Exercise inputs -
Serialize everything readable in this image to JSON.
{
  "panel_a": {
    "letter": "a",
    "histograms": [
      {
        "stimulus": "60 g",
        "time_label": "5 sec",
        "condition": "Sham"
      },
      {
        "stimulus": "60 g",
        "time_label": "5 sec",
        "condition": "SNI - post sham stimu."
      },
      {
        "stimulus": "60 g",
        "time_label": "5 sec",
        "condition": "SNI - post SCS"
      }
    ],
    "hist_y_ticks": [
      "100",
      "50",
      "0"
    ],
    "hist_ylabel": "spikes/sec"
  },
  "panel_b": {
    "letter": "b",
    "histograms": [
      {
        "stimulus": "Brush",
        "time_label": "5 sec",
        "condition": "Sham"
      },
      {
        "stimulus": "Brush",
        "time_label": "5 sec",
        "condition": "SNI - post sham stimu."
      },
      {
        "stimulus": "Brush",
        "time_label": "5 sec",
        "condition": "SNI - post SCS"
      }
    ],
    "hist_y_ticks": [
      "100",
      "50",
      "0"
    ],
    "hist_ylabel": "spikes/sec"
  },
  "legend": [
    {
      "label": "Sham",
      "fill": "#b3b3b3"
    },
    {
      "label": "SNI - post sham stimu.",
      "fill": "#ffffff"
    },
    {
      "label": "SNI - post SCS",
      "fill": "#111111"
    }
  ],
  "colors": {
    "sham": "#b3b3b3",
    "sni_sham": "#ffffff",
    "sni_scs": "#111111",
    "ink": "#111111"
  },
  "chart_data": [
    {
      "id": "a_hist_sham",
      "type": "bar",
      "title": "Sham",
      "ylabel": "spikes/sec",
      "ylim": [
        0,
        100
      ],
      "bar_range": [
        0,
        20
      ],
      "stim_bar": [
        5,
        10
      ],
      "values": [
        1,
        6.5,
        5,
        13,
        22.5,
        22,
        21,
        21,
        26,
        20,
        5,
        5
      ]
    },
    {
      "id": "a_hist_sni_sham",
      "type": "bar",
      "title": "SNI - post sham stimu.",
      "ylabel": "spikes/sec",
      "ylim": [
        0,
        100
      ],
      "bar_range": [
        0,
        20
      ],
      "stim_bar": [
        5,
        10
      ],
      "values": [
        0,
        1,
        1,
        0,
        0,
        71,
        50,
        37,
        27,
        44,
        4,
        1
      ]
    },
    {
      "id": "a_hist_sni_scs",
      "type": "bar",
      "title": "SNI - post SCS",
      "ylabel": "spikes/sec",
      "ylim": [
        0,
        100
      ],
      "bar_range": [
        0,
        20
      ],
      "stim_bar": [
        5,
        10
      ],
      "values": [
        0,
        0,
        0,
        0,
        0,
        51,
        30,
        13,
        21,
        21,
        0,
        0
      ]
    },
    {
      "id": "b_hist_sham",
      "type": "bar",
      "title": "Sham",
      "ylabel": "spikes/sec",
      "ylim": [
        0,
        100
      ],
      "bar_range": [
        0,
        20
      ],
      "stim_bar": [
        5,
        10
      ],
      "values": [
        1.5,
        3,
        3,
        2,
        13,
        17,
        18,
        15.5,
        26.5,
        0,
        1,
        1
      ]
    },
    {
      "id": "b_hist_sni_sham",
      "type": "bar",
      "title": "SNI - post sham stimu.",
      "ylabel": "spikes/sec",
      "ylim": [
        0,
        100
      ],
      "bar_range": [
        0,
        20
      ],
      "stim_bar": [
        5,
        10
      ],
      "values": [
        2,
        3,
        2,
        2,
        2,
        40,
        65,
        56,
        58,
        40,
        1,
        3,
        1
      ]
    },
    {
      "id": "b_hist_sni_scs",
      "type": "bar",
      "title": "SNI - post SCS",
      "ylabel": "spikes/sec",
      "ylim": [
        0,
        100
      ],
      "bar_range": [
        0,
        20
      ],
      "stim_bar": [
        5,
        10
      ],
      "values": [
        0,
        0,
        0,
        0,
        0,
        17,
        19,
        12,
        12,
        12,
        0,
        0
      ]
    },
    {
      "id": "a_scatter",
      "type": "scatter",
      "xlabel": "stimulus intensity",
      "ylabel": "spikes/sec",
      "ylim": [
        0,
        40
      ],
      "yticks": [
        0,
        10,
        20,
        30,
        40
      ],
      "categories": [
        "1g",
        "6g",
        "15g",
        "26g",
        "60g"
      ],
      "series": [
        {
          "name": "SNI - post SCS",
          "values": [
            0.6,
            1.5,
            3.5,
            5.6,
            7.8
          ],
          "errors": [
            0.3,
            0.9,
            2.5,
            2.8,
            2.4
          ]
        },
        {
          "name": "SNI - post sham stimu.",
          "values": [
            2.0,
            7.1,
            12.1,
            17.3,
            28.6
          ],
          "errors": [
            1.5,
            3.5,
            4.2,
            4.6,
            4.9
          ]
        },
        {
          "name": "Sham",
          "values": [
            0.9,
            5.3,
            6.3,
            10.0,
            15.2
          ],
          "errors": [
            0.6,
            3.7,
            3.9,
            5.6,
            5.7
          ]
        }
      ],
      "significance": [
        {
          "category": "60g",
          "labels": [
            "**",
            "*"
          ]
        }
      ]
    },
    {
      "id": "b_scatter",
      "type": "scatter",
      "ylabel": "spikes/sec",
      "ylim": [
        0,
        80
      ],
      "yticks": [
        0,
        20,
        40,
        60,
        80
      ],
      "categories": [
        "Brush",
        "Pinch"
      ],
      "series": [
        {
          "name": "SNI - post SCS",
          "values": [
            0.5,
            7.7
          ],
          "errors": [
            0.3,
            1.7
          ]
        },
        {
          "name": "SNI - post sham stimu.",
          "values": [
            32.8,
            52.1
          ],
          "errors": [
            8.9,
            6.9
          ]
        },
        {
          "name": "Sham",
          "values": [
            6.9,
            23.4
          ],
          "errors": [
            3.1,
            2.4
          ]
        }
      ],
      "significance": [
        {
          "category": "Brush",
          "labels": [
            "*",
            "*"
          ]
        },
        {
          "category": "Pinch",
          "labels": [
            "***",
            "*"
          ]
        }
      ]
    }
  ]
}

The exercise - Extract the complete set of records unchanged.

Answer to the task -
Serialize everything readable in this image to JSON.
{
  "panel_a": {
    "letter": "a",
    "histograms": [
      {
        "stimulus": "60 g",
        "time_label": "5 sec",
        "condition": "Sham"
      },
      {
        "stimulus": "60 g",
        "time_label": "5 sec",
        "condition": "SNI - post sham stimu."
      },
      {
        "stimulus": "60 g",
        "time_label": "5 sec",
        "condition": "SNI - post SCS"
      }
    ],
    "hist_y_ticks": [
      "100",
      "50",
      "0"
    ],
    "hist_ylabel": "spikes/sec"
  },
  "panel_b": {
    "letter": "b",
    "histograms": [
      {
        "stimulus": "Brush",
        "time_label": "5 sec",
        "condition": "Sham"
      },
      {
        "stimulus": "Brush",
        "time_label": "5 sec",
        "condition": "SNI - post sham stimu."
      },
      {
        "stimulus": "Brush",
        "time_label": "5 sec",
        "condition": "SNI - post SCS"
      }
    ],
    "hist_y_ticks": [
      "100",
      "50",
      "0"
    ],
    "hist_ylabel": "spikes/sec"
  },
  "legend": [
    {
      "label": "Sham",
      "fill": "#b3b3b3"
    },
    {
      "label": "SNI - post sham stimu.",
      "fill": "#ffffff"
    },
    {
      "label": "SNI - post SCS",
      "fill": "#111111"
    }
  ],
  "colors": {
    "sham": "#b3b3b3",
    "sni_sham": "#ffffff",
    "sni_scs": "#111111",
    "ink": "#111111"
  },
  "chart_data": [
    {
      "id": "a_hist_sham",
      "type": "bar",
      "title": "Sham",
      "ylabel": "spikes/sec",
      "ylim": [
        0,
        100
      ],
      "bar_range": [
        0,
        20
      ],
      "stim_bar": [
        5,
        10
      ],
      "values": [
        1,
        6.5,
        5,
        13,
        22.5,
        22,
        21,
        21,
        26,
        20,
        5,
        5
      ]
    },
    {
      "id": "a_hist_sni_sham",
      "type": "bar",
      "title": "SNI - post sham stimu.",
      "ylabel": "spikes/sec",
      "ylim": [
        0,
        100
      ],
      "bar_range": [
        0,
        20
      ],
      "stim_bar": [
        5,
        10
      ],
      "values": [
        0,
        1,
        1,
        0,
        0,
        71,
        50,
        37,
        27,
        44,
        4,
        1
      ]
    },
    {
      "id": "a_hist_sni_scs",
      "type": "bar",
      "title": "SNI - post SCS",
      "ylabel": "spikes/sec",
      "ylim": [
        0,
        100
      ],
      "bar_range": [
        0,
        20
      ],
      "stim_bar": [
        5,
        10
      ],
      "values": [
        0,
        0,
        0,
        0,
        0,
        51,
        30,
        13,
        21,
        21,
        0,
        0
      ]
    },
    {
      "id": "b_hist_sham",
      "type": "bar",
      "title": "Sham",
      "ylabel": "spikes/sec",
      "ylim": [
        0,
        100
      ],
      "bar_range": [
        0,
        20
      ],
      "stim_bar": [
        5,
        10
      ],
      "values": [
        1.5,
        3,
        3,
        2,
        13,
        17,
        18,
        15.5,
        26.5,
        0,
        1,
        1
      ]
    },
    {
      "id": "b_hist_sni_sham",
      "type": "bar",
      "title": "SNI - post sham stimu.",
      "ylabel": "spikes/sec",
      "ylim": [
        0,
        100
      ],
      "bar_range": [
        0,
        20
      ],
      "stim_bar": [
        5,
        10
      ],
      "values": [
        2,
        3,
        2,
        2,
        2,
        40,
        65,
        56,
        58,
        40,
        1,
        3,
        1
      ]
    },
    {
      "id": "b_hist_sni_scs",
      "type": "bar",
      "title": "SNI - post SCS",
      "ylabel": "spikes/sec",
      "ylim": [
        0,
        100
      ],
      "bar_range": [
        0,
        20
      ],
      "stim_bar": [
        5,
        10
      ],
      "values": [
        0,
        0,
        0,
        0,
        0,
        17,
        19,
        12,
        12,
        12,
        0,
        0
      ]
    },
    {
      "id": "a_scatter",
      "type": "scatter",
      "xlabel": "stimulus intensity",
      "ylabel": "spikes/sec",
      "ylim": [
        0,
        40
      ],
      "yticks": [
        0,
        10,
        20,
        30,
        40
      ],
      "categories": [
        "1g",
        "6g",
        "15g",
        "26g",
        "60g"
      ],
      "series": [
        {
          "name": "SNI - post SCS",
          "values": [
            0.6,
            1.5,
            3.5,
            5.6,
            7.8
          ],
          "errors": [
            0.3,
            0.9,
            2.5,
            2.8,
            2.4
          ]
        },
        {
          "name": "SNI - post sham stimu.",
          "values": [
            2.0,
            7.1,
            12.1,
            17.3,
            28.6
          ],
          "errors": [
            1.5,
            3.5,
            4.2,
            4.6,
            4.9
          ]
        },
        {
          "name": "Sham",
          "values": [
            0.9,
            5.3,
            6.3,
            10.0,
            15.2
          ],
          "errors": [
            0.6,
            3.7,
            3.9,
            5.6,
            5.7
          ]
        }
      ],
      "significance": [
        {
          "category": "60g",
          "labels": [
            "**",
            "*"
          ]
        }
      ]
    },
    {
      "id": "b_scatter",
      "type": "scatter",
      "ylabel": "spikes/sec",
      "ylim": [
        0,
        80
      ],
      "yticks": [
        0,
        20,
        40,
        60,
        80
      ],
      "categories": [
        "Brush",
        "Pinch"
      ],
      "series": [
        {
          "name": "SNI - post SCS",
          "values": [
            0.5,
            7.7
          ],
          "errors": [
            0.3,
            1.7
          ]
        },
        {
          "name": "SNI - post sham stimu.",
          "values": [
            32.8,
            52.1
          ],
          "errors": [
            8.9,
            6.9
          ]
        },
        {
          "name": "Sham",
          "values": [
            6.9,
            23.4
          ],
          "errors": [
            3.1,
            2.4
          ]
        }
      ],
      "significance": [
        {
          "category": "Brush",
          "labels": [
            "*",
            "*"
          ]
        },
        {
          "category": "Pinch",
          "labels": [
            "***",
            "*"
          ]
        }
      ]
    }
  ]
}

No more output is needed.